[Stored data]
::::

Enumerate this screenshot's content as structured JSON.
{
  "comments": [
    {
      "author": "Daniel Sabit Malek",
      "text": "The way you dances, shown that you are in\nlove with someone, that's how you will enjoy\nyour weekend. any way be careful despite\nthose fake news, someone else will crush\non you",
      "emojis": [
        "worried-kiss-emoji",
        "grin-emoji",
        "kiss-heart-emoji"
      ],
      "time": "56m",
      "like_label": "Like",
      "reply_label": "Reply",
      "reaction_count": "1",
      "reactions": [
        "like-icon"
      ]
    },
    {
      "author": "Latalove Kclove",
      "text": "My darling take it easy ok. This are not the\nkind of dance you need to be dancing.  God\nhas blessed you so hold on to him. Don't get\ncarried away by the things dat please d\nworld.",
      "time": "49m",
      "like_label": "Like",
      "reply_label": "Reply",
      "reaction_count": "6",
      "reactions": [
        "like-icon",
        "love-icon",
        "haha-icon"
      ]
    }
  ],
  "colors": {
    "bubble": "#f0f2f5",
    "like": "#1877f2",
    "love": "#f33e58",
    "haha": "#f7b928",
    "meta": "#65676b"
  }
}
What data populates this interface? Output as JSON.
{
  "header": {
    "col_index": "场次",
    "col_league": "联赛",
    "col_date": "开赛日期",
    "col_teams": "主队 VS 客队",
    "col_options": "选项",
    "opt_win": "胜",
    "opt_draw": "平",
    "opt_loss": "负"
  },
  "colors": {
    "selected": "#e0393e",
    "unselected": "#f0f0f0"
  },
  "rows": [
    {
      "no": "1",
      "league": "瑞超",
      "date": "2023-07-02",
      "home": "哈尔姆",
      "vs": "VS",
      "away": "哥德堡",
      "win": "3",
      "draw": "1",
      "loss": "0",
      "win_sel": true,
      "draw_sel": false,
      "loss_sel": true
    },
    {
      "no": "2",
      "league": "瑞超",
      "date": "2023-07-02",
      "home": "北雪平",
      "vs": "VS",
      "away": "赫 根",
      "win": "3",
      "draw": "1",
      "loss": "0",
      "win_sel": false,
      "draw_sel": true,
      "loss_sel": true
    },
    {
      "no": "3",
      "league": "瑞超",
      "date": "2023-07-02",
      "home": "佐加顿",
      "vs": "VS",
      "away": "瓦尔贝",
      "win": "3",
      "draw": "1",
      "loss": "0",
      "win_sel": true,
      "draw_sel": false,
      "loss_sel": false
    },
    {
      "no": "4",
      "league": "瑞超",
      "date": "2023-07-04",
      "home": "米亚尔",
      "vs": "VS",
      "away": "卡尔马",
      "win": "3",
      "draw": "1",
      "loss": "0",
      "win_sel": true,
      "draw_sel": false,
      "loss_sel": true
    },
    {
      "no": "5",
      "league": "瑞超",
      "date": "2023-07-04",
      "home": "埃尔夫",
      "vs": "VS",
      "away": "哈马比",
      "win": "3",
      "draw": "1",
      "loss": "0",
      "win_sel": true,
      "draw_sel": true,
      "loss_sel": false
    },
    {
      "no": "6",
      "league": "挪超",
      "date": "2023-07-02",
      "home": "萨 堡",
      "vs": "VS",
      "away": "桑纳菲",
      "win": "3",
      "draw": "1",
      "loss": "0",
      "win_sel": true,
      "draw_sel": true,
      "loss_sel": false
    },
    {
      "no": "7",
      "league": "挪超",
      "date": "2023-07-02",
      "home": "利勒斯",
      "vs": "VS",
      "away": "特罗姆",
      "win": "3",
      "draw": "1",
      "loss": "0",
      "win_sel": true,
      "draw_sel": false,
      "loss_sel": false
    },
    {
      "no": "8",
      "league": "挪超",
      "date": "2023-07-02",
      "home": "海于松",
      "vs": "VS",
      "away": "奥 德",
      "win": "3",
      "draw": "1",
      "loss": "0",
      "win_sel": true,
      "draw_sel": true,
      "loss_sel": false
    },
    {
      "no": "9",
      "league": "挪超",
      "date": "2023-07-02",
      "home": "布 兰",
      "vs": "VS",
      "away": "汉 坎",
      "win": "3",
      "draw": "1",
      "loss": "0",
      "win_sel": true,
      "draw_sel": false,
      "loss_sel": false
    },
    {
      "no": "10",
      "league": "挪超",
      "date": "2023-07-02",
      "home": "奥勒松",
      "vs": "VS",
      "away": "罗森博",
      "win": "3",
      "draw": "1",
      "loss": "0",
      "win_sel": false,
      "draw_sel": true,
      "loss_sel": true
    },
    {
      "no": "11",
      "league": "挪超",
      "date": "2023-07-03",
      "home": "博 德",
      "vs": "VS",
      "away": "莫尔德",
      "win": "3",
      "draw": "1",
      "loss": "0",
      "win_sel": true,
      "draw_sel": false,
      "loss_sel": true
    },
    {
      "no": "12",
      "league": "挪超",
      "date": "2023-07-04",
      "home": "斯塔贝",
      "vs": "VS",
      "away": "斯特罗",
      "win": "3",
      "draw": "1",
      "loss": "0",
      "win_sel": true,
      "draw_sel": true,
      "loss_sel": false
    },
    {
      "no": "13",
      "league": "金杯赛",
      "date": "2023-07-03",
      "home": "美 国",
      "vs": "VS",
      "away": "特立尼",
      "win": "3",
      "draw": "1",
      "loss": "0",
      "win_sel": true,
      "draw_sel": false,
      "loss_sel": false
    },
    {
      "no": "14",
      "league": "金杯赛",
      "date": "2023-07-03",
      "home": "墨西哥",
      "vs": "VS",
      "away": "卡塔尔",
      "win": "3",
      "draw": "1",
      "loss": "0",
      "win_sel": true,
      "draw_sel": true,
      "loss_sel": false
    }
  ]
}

::::

Each line of the material should be echoed exactly.

■ Output below:
Enumerate this screenshot's content as structured JSON.
{
  "comments": [
    {
      "author": "Daniel Sabit Malek",
      "text": "The way you dances, shown that you are in\nlove with someone, that's how you will enjoy\nyour weekend. any way be careful despite\nthose fake news, someone else will crush\non you",
      "emojis": [
        "worried-kiss-emoji",
        "grin-emoji",
        "kiss-heart-emoji"
      ],
      "time": "56m",
      "like_label": "Like",
      "reply_label": "Reply",
      "reaction_count": "1",
      "reactions": [
        "like-icon"
      ]
    },
    {
      "author": "Latalove Kclove",
      "text": "My darling take it easy ok. This are not the\nkind of dance you need to be dancing.  God\nhas blessed you so hold on to him. Don't get\ncarried away by the things dat please d\nworld.",
      "time": "49m",
      "like_label": "Like",
      "reply_label": "Reply",
      "reaction_count": "6",
      "reactions": [
        "like-icon",
        "love-icon",
        "haha-icon"
      ]
    }
  ],
  "colors": {
    "bubble": "#f0f2f5",
    "like": "#1877f2",
    "love": "#f33e58",
    "haha": "#f7b928",
    "meta": "#65676b"
  }
}
What data populates this interface? Output as JSON.
{
  "header": {
    "col_index": "场次",
    "col_league": "联赛",
    "col_date": "开赛日期",
    "col_teams": "主队 VS 客队",
    "col_options": "选项",
    "opt_win": "胜",
    "opt_draw": "平",
    "opt_loss": "负"
  },
  "colors": {
    "selected": "#e0393e",
    "unselected": "#f0f0f0"
  },
  "rows": [
    {
      "no": "1",
      "league": "瑞超",
      "date": "2023-07-02",
      "home": "哈尔姆",
      "vs": "VS",
      "away": "哥德堡",
      "win": "3",
      "draw": "1",
      "loss": "0",
      "win_sel": true,
      "draw_sel": false,
      "loss_sel": true
    },
    {
      "no": "2",
      "league": "瑞超",
      "date": "2023-07-02",
      "home": "北雪平",
      "vs": "VS",
      "away": "赫 根",
      "win": "3",
      "draw": "1",
      "loss": "0",
      "win_sel": false,
      "draw_sel": true,
      "loss_sel": true
    },
    {
      "no": "3",
      "league": "瑞超",
      "date": "2023-07-02",
      "home": "佐加顿",
      "vs": "VS",
      "away": "瓦尔贝",
      "win": "3",
      "draw": "1",
      "loss": "0",
      "win_sel": true,
      "draw_sel": false,
      "loss_sel": false
    },
    {
      "no": "4",
      "league": "瑞超",
      "date": "2023-07-04",
      "home": "米亚尔",
      "vs": "VS",
      "away": "卡尔马",
      "win": "3",
      "draw": "1",
      "loss": "0",
      "win_sel": true,
      "draw_sel": false,
      "loss_sel": true
    },
    {
      "no": "5",
      "league": "瑞超",
      "date": "2023-07-04",
      "home": "埃尔夫",
      "vs": "VS",
      "away": "哈马比",
      "win": "3",
      "draw": "1",
      "loss": "0",
      "win_sel": true,
      "draw_sel": true,
      "loss_sel": false
    },
    {
      "no": "6",
      "league": "挪超",
      "date": "2023-07-02",
      "home": "萨 堡",
      "vs": "VS",
      "away": "桑纳菲",
      "win": "3",
      "draw": "1",
      "loss": "0",
      "win_sel": true,
      "draw_sel": true,
      "loss_sel": false
    },
    {
      "no": "7",
      "league": "挪超",
      "date": "2023-07-02",
      "home": "利勒斯",
      "vs": "VS",
      "away": "特罗姆",
      "win": "3",
      "draw": "1",
      "loss": "0",
      "win_sel": true,
      "draw_sel": false,
      "loss_sel": false
    },
    {
      "no": "8",
      "league": "挪超",
      "date": "2023-07-02",
      "home": "海于松",
      "vs": "VS",
      "away": "奥 德",
      "win": "3",
      "draw": "1",
      "loss": "0",
      "win_sel": true,
      "draw_sel": true,
      "loss_sel": false
    },
    {
      "no": "9",
      "league": "挪超",
      "date": "2023-07-02",
      "home": "布 兰",
      "vs": "VS",
      "away": "汉 坎",
      "win": "3",
      "draw": "1",
      "loss": "0",
      "win_sel": true,
      "draw_sel": false,
      "loss_sel": false
    },
    {
      "no": "10",
      "league": "挪超",
      "date": "2023-07-02",
      "home": "奥勒松",
      "vs": "VS",
      "away": "罗森博",
      "win": "3",
      "draw": "1",
      "loss": "0",
      "win_sel": false,
      "draw_sel": true,
      "loss_sel": true
    },
    {
      "no": "11",
      "league": "挪超",
      "date": "2023-07-03",
      "home": "博 德",
      "vs": "VS",
      "away": "莫尔德",
      "win": "3",
      "draw": "1",
      "loss": "0",
      "win_sel": true,
      "draw_sel": false,
      "loss_sel": true
    },
    {
      "no": "12",
      "league": "挪超",
      "date": "2023-07-04",
      "home": "斯塔贝",
      "vs": "VS",
      "away": "斯特罗",
      "win": "3",
      "draw": "1",
      "loss": "0",
      "win_sel": true,
      "draw_sel": true,
      "loss_sel": false
    },
    {
      "no": "13",
      "league": "金杯赛",
      "date": "2023-07-03",
      "home": "美 国",
      "vs": "VS",
      "away": "特立尼",
      "win": "3",
      "draw": "1",
      "loss": "0",
      "win_sel": true,
      "draw_sel": false,
      "loss_sel": false
    },
    {
      "no": "14",
      "league": "金杯赛",
      "date": "2023-07-03",
      "home": "墨西哥",
      "vs": "VS",
      "away": "卡塔尔",
      "win": "3",
      "draw": "1",
      "loss": "0",
      "win_sel": true,
      "draw_sel": true,
      "loss_sel": false
    }
  ]
}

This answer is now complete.